◆ EXERCISE PROMPT: Give the number of lines containing "nAscending" in this listing, with no other words.

——————

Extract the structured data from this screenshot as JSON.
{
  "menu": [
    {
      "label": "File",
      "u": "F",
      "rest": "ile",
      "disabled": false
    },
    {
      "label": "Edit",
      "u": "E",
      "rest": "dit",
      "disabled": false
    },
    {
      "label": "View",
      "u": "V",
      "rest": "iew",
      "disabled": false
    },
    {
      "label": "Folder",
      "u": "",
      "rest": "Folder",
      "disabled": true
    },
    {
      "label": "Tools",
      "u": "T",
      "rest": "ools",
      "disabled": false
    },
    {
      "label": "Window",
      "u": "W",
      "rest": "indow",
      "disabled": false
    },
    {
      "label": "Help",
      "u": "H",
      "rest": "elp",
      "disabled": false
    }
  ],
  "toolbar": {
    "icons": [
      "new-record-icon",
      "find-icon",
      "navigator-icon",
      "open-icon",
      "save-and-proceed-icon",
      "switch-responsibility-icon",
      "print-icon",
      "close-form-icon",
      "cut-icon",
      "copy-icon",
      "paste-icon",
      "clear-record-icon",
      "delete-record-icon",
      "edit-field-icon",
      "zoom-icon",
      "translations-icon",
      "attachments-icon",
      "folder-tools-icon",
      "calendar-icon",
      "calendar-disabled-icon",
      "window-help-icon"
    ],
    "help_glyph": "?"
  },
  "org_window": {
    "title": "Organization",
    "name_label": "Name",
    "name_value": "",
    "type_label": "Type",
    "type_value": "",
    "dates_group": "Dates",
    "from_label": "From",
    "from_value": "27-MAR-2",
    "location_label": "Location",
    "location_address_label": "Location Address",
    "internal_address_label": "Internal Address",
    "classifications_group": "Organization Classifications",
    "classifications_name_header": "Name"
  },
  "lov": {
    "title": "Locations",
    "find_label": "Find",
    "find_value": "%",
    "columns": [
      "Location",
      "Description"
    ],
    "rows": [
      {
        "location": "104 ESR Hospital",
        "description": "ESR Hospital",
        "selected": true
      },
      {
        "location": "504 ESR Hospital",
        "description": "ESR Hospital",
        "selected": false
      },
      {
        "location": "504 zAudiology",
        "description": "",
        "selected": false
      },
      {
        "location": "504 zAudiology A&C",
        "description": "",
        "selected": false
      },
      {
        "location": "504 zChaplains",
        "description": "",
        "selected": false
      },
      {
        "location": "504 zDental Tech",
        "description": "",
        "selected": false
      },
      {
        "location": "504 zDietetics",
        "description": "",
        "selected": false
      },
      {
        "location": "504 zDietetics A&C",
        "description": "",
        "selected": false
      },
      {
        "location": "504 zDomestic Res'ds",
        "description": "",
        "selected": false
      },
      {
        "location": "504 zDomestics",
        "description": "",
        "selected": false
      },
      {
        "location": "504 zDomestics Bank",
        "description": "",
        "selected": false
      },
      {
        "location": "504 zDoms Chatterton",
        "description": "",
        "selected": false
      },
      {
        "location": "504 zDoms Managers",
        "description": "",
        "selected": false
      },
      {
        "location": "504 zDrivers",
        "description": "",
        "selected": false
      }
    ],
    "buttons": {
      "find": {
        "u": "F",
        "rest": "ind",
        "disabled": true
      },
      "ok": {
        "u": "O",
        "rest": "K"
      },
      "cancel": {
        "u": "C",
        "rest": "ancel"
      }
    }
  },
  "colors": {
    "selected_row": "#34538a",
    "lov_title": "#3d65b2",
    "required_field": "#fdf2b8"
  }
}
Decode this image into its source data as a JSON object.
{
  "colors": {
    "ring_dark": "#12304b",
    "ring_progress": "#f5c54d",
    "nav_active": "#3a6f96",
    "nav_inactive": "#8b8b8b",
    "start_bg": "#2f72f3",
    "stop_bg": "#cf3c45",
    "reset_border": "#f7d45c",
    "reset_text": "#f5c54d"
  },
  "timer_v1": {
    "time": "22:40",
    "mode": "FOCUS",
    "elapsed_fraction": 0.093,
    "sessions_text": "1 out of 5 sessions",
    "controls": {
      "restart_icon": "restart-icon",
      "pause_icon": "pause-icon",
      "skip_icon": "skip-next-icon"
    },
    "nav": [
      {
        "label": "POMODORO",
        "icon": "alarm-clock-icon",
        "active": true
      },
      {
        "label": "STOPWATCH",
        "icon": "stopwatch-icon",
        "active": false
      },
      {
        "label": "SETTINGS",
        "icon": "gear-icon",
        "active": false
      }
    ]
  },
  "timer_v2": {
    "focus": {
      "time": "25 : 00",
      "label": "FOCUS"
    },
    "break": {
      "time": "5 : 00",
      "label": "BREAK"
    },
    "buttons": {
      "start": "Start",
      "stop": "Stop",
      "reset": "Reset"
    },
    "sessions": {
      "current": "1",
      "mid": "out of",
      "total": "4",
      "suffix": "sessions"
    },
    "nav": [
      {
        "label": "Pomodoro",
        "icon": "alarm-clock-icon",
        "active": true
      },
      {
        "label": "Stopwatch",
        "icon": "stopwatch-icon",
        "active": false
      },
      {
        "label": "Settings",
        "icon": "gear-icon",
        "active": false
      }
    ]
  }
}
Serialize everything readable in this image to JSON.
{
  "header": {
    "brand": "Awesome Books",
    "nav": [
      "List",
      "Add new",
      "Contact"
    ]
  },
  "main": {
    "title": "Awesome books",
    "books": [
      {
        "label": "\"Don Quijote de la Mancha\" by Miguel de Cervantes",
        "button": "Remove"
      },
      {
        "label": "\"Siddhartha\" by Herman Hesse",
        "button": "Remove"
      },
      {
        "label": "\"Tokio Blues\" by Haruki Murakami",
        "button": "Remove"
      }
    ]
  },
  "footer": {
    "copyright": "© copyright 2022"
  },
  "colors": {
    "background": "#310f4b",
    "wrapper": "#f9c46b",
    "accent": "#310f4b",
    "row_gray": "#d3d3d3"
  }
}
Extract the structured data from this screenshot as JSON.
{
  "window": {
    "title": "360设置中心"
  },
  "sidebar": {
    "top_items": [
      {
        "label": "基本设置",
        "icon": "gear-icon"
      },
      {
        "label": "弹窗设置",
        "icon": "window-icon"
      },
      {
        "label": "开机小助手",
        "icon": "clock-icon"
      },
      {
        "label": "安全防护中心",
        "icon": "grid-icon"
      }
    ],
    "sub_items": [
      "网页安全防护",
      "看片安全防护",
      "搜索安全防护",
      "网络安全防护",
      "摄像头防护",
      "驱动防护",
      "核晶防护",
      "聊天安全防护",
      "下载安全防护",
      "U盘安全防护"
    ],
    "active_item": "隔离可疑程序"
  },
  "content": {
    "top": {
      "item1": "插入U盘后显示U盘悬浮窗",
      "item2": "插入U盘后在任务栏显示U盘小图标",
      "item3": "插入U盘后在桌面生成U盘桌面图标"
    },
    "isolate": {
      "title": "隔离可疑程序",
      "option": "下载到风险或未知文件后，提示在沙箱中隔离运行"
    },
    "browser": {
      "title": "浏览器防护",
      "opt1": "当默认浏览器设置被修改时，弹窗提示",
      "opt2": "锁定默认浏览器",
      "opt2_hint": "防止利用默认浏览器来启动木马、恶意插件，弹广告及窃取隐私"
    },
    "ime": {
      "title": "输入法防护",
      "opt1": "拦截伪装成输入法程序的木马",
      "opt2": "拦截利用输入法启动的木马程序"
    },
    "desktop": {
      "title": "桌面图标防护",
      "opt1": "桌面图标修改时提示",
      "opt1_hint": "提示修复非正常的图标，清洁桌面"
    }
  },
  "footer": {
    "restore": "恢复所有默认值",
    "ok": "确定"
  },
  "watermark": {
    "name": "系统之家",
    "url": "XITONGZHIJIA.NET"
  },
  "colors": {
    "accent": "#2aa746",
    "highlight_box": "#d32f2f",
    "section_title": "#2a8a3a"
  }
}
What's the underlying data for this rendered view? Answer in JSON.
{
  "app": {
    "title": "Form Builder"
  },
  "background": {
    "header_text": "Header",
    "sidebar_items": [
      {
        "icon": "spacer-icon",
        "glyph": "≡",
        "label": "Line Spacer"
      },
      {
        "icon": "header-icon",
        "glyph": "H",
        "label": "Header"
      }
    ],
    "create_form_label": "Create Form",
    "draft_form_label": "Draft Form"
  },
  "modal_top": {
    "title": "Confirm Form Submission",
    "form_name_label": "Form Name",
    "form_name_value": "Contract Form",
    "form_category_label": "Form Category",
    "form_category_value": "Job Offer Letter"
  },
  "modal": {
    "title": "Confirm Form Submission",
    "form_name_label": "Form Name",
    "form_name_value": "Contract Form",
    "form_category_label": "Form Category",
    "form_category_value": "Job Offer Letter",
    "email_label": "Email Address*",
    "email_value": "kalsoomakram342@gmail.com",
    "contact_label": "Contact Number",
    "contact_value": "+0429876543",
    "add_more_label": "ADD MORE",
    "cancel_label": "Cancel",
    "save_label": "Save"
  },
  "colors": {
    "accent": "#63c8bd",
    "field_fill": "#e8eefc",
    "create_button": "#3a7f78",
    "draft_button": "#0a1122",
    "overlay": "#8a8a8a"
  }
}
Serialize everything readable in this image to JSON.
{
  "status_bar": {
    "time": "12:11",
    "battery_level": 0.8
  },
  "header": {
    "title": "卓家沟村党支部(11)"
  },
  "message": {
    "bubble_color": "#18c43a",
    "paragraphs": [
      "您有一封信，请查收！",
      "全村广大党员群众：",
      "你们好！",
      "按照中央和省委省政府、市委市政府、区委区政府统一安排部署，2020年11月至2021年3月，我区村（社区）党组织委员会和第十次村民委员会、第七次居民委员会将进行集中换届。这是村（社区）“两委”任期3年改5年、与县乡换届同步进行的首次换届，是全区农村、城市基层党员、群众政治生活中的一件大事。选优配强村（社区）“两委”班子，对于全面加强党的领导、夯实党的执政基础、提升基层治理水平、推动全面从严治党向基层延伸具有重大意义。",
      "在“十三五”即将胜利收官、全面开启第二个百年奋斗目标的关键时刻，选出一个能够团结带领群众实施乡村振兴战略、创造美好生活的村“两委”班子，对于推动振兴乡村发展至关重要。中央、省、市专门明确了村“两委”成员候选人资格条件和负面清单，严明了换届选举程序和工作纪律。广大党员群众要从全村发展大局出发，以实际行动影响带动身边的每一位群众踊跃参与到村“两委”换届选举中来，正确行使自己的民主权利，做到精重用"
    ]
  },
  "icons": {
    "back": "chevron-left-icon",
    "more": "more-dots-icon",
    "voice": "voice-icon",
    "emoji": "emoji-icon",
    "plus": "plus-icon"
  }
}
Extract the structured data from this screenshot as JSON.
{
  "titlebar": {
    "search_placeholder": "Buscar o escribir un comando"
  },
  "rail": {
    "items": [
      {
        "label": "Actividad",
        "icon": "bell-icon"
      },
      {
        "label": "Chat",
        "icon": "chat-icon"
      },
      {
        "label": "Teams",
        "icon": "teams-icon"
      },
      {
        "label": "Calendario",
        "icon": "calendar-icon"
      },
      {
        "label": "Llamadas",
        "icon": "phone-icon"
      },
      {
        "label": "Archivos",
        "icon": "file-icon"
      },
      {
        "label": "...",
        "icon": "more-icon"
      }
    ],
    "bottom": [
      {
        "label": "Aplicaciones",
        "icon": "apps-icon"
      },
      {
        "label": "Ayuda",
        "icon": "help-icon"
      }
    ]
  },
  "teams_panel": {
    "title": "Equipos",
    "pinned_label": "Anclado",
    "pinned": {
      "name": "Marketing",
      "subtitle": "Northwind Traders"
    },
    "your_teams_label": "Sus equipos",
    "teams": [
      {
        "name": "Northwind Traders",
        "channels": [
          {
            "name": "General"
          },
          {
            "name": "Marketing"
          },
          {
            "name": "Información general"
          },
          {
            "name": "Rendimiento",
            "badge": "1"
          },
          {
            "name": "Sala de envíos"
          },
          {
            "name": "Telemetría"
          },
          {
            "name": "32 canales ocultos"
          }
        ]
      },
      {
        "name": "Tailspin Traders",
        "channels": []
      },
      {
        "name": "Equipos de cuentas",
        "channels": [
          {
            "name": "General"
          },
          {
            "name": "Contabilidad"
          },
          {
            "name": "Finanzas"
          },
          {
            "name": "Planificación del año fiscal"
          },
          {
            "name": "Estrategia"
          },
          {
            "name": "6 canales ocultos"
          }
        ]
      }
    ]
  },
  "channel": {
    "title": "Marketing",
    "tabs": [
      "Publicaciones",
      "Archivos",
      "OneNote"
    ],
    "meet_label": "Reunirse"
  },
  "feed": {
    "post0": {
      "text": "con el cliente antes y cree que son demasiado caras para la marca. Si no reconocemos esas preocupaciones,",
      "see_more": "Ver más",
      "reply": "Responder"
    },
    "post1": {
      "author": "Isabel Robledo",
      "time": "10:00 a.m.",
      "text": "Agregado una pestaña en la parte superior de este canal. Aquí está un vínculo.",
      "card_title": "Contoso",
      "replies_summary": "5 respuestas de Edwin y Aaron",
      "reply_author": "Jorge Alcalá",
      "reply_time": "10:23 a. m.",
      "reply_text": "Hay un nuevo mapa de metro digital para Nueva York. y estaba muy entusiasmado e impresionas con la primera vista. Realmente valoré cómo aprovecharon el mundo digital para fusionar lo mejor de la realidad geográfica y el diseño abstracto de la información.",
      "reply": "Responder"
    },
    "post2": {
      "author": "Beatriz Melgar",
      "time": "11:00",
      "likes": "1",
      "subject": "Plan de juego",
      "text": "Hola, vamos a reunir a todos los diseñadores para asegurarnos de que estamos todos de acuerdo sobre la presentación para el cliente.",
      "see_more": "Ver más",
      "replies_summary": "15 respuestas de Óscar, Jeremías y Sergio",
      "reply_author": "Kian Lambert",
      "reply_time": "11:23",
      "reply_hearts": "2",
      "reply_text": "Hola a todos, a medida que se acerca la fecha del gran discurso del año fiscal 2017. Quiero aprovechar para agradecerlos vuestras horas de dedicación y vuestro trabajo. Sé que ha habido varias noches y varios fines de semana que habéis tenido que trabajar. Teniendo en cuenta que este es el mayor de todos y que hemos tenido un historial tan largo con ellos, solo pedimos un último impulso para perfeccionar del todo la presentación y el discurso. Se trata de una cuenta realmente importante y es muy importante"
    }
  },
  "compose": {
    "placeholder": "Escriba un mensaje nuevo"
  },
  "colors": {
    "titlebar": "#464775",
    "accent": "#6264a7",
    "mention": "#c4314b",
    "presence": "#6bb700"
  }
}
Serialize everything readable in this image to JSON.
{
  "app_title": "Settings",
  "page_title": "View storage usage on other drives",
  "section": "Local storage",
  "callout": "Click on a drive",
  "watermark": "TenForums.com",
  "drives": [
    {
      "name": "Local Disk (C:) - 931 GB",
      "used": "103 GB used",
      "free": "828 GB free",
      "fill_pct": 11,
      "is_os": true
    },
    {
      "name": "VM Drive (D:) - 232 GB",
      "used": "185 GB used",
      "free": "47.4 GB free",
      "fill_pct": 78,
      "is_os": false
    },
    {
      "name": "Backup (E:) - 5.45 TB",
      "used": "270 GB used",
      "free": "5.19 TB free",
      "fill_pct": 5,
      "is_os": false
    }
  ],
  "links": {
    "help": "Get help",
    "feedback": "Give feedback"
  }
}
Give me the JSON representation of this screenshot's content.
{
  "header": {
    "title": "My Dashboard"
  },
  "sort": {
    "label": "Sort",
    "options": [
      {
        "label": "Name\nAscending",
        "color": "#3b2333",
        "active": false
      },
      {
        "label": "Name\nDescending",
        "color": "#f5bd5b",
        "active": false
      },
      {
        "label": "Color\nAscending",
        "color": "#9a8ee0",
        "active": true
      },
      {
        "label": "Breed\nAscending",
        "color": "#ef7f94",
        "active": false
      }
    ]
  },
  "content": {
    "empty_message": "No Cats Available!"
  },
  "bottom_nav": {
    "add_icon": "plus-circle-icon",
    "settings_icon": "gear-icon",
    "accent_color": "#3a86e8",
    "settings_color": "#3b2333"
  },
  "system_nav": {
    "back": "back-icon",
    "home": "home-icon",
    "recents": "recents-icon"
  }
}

——————

◆ RESPONSE TO THE TASK: 3